Reproduce all the entries exactly.
* Begin DATA RECORDS *
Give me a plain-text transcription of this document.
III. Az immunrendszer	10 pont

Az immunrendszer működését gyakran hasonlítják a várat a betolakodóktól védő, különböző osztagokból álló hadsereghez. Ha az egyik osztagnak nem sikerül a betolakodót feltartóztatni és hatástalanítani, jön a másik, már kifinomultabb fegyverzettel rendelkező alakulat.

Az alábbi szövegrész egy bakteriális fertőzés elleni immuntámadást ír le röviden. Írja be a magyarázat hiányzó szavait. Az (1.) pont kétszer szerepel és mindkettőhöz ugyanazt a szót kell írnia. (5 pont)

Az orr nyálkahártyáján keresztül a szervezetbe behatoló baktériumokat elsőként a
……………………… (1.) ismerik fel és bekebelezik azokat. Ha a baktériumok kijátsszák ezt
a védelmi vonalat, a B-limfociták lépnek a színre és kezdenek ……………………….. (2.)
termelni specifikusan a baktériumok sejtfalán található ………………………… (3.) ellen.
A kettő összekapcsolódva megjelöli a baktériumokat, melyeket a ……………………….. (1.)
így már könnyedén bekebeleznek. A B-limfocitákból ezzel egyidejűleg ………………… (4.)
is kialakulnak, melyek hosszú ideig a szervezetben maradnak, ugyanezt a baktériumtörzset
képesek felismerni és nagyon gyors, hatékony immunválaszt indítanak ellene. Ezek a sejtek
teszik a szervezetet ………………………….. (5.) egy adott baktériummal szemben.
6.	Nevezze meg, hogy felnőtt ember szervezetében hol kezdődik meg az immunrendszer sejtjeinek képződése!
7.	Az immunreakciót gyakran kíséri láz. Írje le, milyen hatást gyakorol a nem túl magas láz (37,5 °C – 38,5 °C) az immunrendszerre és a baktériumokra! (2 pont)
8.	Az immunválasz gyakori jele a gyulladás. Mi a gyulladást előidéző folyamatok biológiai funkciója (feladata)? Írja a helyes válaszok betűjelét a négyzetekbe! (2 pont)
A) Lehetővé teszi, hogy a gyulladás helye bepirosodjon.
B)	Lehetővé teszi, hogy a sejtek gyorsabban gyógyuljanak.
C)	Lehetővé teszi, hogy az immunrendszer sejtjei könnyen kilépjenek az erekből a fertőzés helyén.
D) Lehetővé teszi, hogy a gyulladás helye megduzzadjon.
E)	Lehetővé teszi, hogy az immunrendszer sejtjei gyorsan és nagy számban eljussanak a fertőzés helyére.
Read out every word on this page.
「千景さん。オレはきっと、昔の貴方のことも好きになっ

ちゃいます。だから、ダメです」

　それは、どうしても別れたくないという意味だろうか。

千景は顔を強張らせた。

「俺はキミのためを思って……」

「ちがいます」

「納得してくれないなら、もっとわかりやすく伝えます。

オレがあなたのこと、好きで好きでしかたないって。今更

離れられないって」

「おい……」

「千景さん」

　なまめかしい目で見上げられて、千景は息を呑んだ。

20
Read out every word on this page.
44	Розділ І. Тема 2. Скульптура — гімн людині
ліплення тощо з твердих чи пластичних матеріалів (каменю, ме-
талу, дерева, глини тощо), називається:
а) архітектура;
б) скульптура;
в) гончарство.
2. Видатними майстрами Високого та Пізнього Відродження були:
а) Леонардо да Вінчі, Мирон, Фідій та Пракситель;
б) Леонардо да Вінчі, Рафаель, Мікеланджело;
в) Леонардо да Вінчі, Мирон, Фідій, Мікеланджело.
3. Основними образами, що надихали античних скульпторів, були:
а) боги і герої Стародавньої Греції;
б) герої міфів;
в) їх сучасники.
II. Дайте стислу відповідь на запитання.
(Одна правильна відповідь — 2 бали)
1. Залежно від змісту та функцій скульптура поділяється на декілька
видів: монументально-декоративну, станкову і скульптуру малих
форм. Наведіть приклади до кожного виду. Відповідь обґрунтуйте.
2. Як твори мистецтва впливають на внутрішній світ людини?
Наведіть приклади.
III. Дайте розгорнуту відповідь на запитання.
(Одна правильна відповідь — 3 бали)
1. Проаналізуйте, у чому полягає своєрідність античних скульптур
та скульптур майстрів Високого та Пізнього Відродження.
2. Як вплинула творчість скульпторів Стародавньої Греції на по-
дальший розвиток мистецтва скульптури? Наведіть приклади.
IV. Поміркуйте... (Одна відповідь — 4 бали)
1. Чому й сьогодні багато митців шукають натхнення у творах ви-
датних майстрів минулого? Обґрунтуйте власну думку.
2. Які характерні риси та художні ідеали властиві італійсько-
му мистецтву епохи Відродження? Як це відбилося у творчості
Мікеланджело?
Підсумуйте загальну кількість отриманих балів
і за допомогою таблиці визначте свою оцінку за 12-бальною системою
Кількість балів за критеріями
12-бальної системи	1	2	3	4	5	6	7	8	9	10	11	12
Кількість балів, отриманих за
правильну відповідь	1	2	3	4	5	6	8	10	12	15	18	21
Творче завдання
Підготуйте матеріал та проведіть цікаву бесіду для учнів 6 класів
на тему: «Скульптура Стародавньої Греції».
* End DATA RECORDS *
__EXERCISE ANSWER__.
Give me a plain-text transcription of this document.
III. Az immunrendszer	10 pont

Az immunrendszer működését gyakran hasonlítják a várat a betolakodóktól védő, különböző osztagokból álló hadsereghez. Ha az egyik osztagnak nem sikerül a betolakodót feltartóztatni és hatástalanítani, jön a másik, már kifinomultabb fegyverzettel rendelkező alakulat.

Az alábbi szövegrész egy bakteriális fertőzés elleni immuntámadást ír le röviden. Írja be a magyarázat hiányzó szavait. Az (1.) pont kétszer szerepel és mindkettőhöz ugyanazt a szót kell írnia. (5 pont)

Az orr nyálkahártyáján keresztül a szervezetbe behatoló baktériumokat elsőként a
……………………… (1.) ismerik fel és bekebelezik azokat. Ha a baktériumok kijátsszák ezt
a védelmi vonalat, a B-limfociták lépnek a színre és kezdenek ……………………….. (2.)
termelni specifikusan a baktériumok sejtfalán található ………………………… (3.) ellen.
A kettő összekapcsolódva megjelöli a baktériumokat, melyeket a ……………………….. (1.)
így már könnyedén bekebeleznek. A B-limfocitákból ezzel egyidejűleg ………………… (4.)
is kialakulnak, melyek hosszú ideig a szervezetben maradnak, ugyanezt a baktériumtörzset
képesek felismerni és nagyon gyors, hatékony immunválaszt indítanak ellene. Ezek a sejtek
teszik a szervezetet ………………………….. (5.) egy adott baktériummal szemben.
6.	Nevezze meg, hogy felnőtt ember szervezetében hol kezdődik meg az immunrendszer sejtjeinek képződése!
7.	Az immunreakciót gyakran kíséri láz. Írje le, milyen hatást gyakorol a nem túl magas láz (37,5 °C – 38,5 °C) az immunrendszerre és a baktériumokra! (2 pont)
8.	Az immunválasz gyakori jele a gyulladás. Mi a gyulladást előidéző folyamatok biológiai funkciója (feladata)? Írja a helyes válaszok betűjelét a négyzetekbe! (2 pont)
A) Lehetővé teszi, hogy a gyulladás helye bepirosodjon.
B)	Lehetővé teszi, hogy a sejtek gyorsabban gyógyuljanak.
C)	Lehetővé teszi, hogy az immunrendszer sejtjei könnyen kilépjenek az erekből a fertőzés helyén.
D) Lehetővé teszi, hogy a gyulladás helye megduzzadjon.
E)	Lehetővé teszi, hogy az immunrendszer sejtjei gyorsan és nagy számban eljussanak a fertőzés helyére.
Read out every word on this page.
「千景さん。オレはきっと、昔の貴方のことも好きになっ

ちゃいます。だから、ダメです」

　それは、どうしても別れたくないという意味だろうか。

千景は顔を強張らせた。

「俺はキミのためを思って……」

「ちがいます」

「納得してくれないなら、もっとわかりやすく伝えます。

オレがあなたのこと、好きで好きでしかたないって。今更

離れられないって」

「おい……」

「千景さん」

　なまめかしい目で見上げられて、千景は息を呑んだ。

20
Read out every word on this page.
44	Розділ І. Тема 2. Скульптура — гімн людині
ліплення тощо з твердих чи пластичних матеріалів (каменю, ме-
талу, дерева, глини тощо), називається:
а) архітектура;
б) скульптура;
в) гончарство.
2. Видатними майстрами Високого та Пізнього Відродження були:
а) Леонардо да Вінчі, Мирон, Фідій та Пракситель;
б) Леонардо да Вінчі, Рафаель, Мікеланджело;
в) Леонардо да Вінчі, Мирон, Фідій, Мікеланджело.
3. Основними образами, що надихали античних скульпторів, були:
а) боги і герої Стародавньої Греції;
б) герої міфів;
в) їх сучасники.
II. Дайте стислу відповідь на запитання.
(Одна правильна відповідь — 2 бали)
1. Залежно від змісту та функцій скульптура поділяється на декілька
видів: монументально-декоративну, станкову і скульптуру малих
форм. Наведіть приклади до кожного виду. Відповідь обґрунтуйте.
2. Як твори мистецтва впливають на внутрішній світ людини?
Наведіть приклади.
III. Дайте розгорнуту відповідь на запитання.
(Одна правильна відповідь — 3 бали)
1. Проаналізуйте, у чому полягає своєрідність античних скульптур
та скульптур майстрів Високого та Пізнього Відродження.
2. Як вплинула творчість скульпторів Стародавньої Греції на по-
дальший розвиток мистецтва скульптури? Наведіть приклади.
IV. Поміркуйте... (Одна відповідь — 4 бали)
1. Чому й сьогодні багато митців шукають натхнення у творах ви-
датних майстрів минулого? Обґрунтуйте власну думку.
2. Які характерні риси та художні ідеали властиві італійсько-
му мистецтву епохи Відродження? Як це відбилося у творчості
Мікеланджело?
Підсумуйте загальну кількість отриманих балів
і за допомогою таблиці визначте свою оцінку за 12-бальною системою
Кількість балів за критеріями
12-бальної системи	1	2	3	4	5	6	7	8	9	10	11	12
Кількість балів, отриманих за
правильну відповідь	1	2	3	4	5	6	8	10	12	15	18	21
Творче завдання
Підготуйте матеріал та проведіть цікаву бесіду для учнів 6 класів
на тему: «Скульптура Стародавньої Греції».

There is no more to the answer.